Aim of the exercise
For each line of the data below, copy it if it holds the word "precipitates".

Record extracts
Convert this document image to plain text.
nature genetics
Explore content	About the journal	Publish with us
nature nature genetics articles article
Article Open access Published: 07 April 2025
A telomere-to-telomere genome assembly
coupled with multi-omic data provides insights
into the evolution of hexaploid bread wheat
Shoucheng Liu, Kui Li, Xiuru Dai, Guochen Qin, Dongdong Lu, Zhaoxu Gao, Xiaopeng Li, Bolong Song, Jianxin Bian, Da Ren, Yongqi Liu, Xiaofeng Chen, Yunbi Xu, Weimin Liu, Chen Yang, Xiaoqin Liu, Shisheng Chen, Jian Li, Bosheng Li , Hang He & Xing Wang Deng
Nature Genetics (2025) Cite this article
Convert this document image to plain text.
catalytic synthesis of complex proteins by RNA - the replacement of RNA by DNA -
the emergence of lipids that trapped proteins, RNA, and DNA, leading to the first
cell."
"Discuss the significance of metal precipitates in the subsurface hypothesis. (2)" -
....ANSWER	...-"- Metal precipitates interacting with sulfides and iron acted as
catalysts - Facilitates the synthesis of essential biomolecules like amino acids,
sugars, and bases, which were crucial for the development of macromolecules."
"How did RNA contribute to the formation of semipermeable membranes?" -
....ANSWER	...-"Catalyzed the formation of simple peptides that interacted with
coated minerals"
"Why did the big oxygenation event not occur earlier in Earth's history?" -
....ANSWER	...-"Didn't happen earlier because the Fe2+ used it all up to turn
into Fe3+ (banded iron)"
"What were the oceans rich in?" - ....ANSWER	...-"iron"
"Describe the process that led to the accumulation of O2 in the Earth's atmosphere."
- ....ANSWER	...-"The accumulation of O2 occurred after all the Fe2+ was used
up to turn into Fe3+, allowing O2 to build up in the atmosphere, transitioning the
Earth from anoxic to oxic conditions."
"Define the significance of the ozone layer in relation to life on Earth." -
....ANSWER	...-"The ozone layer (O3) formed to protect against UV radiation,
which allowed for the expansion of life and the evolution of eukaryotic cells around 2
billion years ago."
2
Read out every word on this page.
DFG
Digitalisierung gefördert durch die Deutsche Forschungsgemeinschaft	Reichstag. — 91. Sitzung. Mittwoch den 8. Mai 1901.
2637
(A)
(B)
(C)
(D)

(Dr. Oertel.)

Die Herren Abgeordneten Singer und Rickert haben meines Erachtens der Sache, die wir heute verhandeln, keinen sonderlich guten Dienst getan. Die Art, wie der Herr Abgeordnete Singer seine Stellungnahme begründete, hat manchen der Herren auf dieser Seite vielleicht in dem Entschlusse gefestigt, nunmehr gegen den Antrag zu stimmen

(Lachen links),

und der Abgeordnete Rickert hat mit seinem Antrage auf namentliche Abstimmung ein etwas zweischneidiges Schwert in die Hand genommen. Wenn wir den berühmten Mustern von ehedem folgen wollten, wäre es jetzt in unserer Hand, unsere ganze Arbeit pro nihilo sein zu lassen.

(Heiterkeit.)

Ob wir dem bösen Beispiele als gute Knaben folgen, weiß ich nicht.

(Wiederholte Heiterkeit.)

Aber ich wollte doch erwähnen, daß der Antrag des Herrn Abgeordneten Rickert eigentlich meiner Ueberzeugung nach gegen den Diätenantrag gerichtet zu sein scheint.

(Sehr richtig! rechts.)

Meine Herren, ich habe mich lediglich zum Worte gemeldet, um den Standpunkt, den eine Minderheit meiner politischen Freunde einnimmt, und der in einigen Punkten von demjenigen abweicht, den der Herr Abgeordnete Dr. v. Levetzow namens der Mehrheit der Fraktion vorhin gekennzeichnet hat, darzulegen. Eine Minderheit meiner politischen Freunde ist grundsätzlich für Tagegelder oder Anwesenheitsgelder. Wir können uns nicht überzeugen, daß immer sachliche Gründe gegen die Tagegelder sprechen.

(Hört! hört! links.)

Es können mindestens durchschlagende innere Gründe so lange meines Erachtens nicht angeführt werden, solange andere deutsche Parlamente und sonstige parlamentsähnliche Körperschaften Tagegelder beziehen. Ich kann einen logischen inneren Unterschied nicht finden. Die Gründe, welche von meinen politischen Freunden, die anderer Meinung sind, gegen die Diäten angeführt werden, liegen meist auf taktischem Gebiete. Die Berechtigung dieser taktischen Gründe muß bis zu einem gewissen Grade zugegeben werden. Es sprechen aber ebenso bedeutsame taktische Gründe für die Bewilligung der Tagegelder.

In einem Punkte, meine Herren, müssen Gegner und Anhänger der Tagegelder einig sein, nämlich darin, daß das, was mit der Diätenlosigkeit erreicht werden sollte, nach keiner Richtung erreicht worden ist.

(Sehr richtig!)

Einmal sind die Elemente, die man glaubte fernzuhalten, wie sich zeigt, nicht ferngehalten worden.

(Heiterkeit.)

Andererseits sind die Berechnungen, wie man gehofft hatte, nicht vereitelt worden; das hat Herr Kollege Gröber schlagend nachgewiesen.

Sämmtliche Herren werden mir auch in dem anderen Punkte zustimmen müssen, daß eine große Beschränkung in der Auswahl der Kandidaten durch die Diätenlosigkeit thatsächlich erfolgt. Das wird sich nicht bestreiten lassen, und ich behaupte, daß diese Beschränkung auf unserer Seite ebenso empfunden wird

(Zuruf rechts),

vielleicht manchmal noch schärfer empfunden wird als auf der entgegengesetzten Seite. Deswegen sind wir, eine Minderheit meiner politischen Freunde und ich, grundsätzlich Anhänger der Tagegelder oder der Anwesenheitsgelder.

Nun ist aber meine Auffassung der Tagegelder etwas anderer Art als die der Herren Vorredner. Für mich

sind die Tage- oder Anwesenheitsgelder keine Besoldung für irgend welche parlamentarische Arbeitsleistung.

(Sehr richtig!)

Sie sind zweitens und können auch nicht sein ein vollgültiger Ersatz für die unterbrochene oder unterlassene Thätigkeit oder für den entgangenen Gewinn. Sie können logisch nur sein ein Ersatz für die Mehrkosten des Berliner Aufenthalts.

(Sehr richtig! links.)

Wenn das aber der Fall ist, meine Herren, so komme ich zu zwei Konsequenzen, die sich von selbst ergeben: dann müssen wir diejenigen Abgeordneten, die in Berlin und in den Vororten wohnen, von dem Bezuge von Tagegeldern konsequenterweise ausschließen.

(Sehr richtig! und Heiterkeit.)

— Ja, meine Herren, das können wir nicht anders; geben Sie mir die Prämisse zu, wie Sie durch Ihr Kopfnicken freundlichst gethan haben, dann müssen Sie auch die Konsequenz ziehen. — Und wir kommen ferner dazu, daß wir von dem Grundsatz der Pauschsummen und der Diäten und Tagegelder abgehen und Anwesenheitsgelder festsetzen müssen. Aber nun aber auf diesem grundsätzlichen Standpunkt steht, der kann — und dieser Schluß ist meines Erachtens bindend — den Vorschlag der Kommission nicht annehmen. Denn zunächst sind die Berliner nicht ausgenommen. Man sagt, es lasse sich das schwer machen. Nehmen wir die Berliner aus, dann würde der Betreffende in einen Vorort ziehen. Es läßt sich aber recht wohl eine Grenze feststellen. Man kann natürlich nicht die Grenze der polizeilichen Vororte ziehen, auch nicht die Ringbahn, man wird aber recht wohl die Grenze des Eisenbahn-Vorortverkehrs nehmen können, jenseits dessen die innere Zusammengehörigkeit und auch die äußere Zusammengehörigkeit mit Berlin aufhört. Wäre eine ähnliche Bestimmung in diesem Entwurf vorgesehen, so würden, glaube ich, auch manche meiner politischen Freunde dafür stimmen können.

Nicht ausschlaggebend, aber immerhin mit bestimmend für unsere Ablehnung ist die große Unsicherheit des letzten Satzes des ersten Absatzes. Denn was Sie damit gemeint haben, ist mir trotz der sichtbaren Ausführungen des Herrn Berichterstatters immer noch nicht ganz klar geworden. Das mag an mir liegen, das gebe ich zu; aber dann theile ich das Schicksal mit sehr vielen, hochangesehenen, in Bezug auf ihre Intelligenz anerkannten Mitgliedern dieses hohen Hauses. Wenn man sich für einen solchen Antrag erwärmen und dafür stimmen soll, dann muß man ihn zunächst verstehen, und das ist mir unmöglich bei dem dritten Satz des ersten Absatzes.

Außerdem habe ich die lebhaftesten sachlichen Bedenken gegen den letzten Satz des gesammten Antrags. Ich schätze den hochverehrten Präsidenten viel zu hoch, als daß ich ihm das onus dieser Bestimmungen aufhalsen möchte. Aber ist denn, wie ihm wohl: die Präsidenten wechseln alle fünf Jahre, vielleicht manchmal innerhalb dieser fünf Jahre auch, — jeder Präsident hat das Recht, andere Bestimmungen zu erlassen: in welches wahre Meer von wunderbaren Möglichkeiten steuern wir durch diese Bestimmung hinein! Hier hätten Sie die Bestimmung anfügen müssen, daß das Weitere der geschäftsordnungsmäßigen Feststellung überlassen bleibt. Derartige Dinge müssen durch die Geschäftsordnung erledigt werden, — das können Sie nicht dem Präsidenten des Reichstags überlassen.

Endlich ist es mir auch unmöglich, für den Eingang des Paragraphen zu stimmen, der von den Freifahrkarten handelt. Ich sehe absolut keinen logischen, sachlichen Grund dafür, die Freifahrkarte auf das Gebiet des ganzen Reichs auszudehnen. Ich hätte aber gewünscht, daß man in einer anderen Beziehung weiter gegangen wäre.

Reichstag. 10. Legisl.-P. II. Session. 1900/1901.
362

Solution for this exercise
"Discuss the significance of metal precipitates in the subsurface hypothesis. (2)" -
....ANSWER	...-"- Metal precipitates interacting with sulfides and iron acted as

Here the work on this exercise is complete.